WHAT TO DO
#1 Summarize the chemoembolization abstract in two sentences.
#2 Repeat the chemoembolization abstract between "Hepatic arterial chemoembolization is" and "stage 4 melanoma.", inclusive.
#3 Please write what comes next in the chemoembolization abstract, starting after its final sentence.

EXCERPT

------------------------------

Hepatic arterial chemoembolization is an accepted therapy for stage 4 melanoma with liver-dominant metastasis. However, the reports of outcomes are limited. We present our outcomes with hepatic arterial chemoembolization for metastasis of stage 4 melanoma.

MATERIALS AND METHODS:

Twenty patients with liver-dominant metastasis of ocular or cutaneous melanoma were treated with hepatic arterial chemoembolization. Overall survival and progression-free survival rates were calculated from the first treatment. Patients with intrahepatic tumor progression were treated with additional hepatic arterial chemoembolization. Both overall survival and progression-free survival were analyzed with the Kaplan-Meier method. Tumor pattern on angiography was characterized as either nodular or infiltrative on the basis of angiographic appearance.

RESULTS:

The 20 patients underwent 46 hepatic arterial chemoembolization sessions (mean, 2.4 sessions; range, 1-5). The mean and median overall survival times were 334 +/- 71 and 271 days, respectively. There were no deaths within 30 days of treatment. Thirteen of the 20 patients had progression of disease. The mean and median progression-free survival times for these patients were 231 +/- 42 and 185 days, respectively. Patients with lesions that had a nodular angiographic appearance had longer progression-free survival than patients with lesions that had an infiltrative appearance (mean progression-free survival time, 249 vs 63 days). Patients with lesions that had a nodular angiographic appearance also survived significantly longer than those with lesions that had an infiltrative angiographic pattern (mean overall survival time, 621 vs 114 days; p = 0.0002).

------------------------------

Dataset entries
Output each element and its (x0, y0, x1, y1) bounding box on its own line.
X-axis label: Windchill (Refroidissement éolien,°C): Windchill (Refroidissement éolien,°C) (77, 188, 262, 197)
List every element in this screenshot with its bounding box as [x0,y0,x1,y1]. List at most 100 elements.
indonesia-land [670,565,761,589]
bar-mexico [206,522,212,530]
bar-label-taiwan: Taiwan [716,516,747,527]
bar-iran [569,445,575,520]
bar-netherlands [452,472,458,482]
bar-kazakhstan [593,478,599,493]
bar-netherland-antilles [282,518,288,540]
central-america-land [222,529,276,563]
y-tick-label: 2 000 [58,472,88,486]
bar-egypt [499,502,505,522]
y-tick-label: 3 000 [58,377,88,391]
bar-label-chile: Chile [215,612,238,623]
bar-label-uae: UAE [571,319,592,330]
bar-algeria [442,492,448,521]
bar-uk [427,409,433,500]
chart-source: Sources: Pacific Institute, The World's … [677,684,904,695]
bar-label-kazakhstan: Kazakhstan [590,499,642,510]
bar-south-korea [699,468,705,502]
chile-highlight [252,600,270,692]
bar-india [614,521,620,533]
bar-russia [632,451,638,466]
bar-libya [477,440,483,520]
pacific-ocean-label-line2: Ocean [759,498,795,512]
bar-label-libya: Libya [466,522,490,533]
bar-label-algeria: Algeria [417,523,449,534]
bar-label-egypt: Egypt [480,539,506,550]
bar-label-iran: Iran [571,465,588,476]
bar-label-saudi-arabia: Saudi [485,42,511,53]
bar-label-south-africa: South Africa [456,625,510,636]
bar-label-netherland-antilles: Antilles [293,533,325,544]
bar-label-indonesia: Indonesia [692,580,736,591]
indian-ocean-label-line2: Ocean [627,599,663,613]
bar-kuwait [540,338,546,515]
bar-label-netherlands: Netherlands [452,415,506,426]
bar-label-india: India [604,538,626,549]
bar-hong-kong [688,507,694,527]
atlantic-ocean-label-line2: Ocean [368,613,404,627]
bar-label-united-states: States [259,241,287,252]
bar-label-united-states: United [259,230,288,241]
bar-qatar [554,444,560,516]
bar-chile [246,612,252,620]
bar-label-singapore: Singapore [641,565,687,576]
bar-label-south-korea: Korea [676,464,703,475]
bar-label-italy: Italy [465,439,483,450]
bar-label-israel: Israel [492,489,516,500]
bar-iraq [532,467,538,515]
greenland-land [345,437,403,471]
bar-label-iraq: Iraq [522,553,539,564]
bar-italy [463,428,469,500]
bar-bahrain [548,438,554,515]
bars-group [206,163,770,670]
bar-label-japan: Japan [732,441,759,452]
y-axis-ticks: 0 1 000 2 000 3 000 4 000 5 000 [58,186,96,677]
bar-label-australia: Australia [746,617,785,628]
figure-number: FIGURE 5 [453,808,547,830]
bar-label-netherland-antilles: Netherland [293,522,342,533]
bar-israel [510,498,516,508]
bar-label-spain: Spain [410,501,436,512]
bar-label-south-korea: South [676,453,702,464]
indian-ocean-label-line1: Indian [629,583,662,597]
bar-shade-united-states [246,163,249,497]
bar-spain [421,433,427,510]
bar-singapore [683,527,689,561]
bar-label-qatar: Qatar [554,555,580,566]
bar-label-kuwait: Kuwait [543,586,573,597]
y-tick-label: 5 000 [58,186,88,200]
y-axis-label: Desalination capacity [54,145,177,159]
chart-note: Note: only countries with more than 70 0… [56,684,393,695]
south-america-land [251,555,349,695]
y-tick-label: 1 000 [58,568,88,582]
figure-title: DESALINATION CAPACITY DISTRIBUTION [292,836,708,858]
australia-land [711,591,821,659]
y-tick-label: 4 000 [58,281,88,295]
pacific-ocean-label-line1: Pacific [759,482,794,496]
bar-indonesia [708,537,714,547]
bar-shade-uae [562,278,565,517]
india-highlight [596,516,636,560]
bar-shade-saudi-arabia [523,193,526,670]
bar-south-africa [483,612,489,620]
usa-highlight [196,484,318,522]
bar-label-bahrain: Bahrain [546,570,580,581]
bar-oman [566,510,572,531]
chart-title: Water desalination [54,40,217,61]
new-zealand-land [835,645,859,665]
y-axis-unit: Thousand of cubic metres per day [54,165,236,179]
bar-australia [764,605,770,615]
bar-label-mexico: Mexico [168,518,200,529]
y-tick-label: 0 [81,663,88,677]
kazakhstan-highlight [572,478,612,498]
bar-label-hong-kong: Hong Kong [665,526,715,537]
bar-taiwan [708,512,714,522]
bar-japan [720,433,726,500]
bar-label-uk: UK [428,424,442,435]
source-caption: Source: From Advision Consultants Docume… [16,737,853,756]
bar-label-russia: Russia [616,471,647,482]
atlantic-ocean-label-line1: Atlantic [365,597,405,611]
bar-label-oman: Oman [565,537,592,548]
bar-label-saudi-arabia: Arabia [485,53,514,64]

------------------------------

RESPONSES TO THE EXERCISE
#1 Twenty patients with liver-dominant metastasis of ocular or cutaneous melanoma underwent 46 hepatic arterial chemoembolization sessions, with mean and median overall survival times of 334 +/- 71 and 271 days and no deaths within 30 days of treatment. Patients whose lesions had a nodular angiographic appearance had longer progression-free survival and significantly longer overall survival than those with an infiltrative pattern.

#2
Hepatic arterial chemoembolization is an accepted therapy for stage 4 melanoma with liver-dominant metastasis. However, the reports of outcomes are limited. We present our outcomes with hepatic arterial chemoembolization for metastasis of stage 4 melanoma.

#3
CONCLUSION:

Hepatic arterial chemoembolization for liver-dominant metastasis of stage 4 melanoma is a safe treatment that results in longer survival than has occurred among historical controls. Patients with lesions that have a nodular tumor appearance on angiography survive significantly longer than patients with lesions that have an infiltrative appearance on angiography.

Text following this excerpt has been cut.